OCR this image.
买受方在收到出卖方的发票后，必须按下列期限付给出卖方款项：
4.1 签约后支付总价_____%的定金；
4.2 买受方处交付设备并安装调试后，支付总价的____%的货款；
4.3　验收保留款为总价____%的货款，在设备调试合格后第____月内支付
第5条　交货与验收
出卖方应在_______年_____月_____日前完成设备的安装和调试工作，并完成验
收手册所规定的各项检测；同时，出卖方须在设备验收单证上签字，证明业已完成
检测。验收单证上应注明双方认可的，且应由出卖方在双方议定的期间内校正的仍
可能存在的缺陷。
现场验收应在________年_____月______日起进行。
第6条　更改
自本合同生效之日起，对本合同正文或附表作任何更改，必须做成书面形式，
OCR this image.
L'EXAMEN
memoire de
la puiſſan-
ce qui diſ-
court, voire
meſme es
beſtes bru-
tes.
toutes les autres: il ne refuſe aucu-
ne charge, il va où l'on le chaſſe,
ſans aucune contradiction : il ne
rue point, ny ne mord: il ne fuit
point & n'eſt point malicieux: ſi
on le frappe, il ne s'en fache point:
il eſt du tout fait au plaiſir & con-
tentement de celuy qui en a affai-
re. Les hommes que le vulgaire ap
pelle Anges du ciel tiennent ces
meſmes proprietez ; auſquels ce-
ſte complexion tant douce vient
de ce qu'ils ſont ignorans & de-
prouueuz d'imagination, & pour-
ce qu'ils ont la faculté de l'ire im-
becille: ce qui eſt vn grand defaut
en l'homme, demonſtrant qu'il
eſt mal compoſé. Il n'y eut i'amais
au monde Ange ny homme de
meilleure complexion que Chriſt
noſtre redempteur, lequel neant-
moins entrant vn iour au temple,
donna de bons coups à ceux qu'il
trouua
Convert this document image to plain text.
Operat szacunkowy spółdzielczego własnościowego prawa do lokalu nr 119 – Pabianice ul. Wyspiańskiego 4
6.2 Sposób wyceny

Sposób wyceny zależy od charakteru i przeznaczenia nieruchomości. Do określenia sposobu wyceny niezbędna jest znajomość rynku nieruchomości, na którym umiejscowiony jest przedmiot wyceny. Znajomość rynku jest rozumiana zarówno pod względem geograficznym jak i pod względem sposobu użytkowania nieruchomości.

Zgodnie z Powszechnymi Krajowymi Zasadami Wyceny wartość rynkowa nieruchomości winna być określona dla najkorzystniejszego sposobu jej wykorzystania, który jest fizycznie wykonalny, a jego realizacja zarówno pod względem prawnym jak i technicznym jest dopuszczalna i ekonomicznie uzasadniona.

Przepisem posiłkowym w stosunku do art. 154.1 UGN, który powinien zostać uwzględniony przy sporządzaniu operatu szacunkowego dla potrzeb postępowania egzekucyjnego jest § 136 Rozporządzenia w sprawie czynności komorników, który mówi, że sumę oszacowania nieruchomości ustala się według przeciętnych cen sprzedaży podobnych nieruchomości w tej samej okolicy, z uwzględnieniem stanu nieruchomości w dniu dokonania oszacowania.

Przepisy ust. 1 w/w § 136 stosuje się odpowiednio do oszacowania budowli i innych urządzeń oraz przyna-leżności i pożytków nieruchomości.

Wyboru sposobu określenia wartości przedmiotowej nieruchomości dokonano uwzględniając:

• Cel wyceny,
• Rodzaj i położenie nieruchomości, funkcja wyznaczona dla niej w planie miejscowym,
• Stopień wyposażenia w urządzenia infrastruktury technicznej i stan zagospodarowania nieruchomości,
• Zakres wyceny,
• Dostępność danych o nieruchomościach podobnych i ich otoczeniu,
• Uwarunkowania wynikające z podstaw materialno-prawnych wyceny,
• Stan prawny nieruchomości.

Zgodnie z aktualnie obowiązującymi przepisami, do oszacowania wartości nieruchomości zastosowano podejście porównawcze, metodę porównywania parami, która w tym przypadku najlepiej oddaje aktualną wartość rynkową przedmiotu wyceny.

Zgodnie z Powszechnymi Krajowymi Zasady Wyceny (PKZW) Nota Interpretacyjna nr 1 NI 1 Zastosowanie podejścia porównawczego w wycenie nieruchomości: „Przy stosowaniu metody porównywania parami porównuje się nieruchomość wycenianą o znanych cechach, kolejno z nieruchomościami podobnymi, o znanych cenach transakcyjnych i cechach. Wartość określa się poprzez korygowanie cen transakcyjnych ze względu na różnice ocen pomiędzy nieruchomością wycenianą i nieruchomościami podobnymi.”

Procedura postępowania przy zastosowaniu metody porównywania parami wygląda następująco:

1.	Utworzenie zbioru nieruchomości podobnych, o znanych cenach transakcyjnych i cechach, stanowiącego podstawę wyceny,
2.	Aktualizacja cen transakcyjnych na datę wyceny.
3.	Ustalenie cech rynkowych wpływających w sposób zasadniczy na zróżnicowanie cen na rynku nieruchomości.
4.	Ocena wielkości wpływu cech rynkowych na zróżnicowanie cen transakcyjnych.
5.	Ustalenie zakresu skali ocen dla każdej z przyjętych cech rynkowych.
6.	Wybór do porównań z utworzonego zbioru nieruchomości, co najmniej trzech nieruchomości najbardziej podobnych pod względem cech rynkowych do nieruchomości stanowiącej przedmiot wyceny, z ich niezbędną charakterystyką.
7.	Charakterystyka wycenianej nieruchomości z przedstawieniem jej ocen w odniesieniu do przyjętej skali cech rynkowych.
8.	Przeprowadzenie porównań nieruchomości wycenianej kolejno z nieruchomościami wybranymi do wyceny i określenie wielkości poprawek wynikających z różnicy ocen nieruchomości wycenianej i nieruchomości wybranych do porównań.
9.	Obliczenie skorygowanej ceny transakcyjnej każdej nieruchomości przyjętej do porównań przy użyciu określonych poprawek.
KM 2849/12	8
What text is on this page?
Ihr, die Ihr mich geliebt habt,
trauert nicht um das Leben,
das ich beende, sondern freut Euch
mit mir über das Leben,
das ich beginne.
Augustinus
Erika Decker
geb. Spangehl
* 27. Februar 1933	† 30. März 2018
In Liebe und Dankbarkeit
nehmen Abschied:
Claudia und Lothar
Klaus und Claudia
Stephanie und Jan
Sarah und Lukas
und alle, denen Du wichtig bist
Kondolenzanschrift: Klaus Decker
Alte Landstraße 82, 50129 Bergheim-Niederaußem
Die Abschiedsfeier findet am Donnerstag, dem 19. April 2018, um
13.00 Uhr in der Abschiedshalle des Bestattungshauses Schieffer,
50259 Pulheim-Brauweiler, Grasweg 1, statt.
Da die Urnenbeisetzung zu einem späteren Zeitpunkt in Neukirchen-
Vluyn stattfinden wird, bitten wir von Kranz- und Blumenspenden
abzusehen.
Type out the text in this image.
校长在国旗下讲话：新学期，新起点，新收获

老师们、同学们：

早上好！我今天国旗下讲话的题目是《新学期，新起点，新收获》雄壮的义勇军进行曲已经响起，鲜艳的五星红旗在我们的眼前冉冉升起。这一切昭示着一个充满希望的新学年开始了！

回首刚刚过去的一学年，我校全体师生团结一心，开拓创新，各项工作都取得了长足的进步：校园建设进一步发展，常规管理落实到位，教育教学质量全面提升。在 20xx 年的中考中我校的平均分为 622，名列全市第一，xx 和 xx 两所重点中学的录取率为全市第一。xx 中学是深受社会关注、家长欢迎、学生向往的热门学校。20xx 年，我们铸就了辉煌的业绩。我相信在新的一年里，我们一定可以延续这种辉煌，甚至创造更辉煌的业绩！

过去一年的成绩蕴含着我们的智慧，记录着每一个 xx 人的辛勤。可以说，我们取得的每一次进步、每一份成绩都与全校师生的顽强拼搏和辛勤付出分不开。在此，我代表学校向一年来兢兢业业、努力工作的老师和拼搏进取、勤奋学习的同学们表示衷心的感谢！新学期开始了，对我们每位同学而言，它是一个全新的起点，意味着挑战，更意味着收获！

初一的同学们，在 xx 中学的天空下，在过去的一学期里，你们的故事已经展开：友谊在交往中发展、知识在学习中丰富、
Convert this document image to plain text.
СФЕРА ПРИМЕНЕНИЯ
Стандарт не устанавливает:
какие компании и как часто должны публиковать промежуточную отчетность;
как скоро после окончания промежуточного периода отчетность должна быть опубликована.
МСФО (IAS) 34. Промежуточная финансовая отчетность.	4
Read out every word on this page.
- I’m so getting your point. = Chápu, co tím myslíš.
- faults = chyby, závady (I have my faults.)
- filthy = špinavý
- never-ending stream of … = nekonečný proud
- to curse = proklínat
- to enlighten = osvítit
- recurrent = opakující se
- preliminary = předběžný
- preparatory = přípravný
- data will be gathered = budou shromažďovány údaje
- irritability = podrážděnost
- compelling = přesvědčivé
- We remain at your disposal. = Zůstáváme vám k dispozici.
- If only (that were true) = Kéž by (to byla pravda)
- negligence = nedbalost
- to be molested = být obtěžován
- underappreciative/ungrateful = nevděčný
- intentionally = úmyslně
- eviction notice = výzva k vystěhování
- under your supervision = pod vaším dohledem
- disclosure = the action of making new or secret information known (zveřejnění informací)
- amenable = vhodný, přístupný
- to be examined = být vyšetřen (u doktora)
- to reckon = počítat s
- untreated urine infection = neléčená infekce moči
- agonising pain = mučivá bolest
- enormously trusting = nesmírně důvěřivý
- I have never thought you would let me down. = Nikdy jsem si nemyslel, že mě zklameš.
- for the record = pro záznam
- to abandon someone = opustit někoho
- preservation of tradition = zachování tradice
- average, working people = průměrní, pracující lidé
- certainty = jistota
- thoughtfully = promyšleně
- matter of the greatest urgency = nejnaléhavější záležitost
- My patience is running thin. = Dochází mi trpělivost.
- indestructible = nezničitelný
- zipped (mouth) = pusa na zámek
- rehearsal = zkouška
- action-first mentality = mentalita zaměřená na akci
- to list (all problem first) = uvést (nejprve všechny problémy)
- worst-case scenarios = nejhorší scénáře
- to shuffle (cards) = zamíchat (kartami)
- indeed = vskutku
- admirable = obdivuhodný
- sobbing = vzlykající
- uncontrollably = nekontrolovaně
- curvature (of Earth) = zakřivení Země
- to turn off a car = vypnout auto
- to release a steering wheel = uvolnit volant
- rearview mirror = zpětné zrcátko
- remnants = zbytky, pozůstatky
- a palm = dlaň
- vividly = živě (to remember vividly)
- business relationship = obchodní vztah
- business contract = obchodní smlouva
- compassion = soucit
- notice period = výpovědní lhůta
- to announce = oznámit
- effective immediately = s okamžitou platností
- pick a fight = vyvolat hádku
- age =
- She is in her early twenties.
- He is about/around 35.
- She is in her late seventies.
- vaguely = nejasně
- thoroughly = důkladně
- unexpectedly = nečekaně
• • • • •
## What you should do
Of the lines in the data, how many hold the string "wartości"? State the number, nothing else.

## Response
2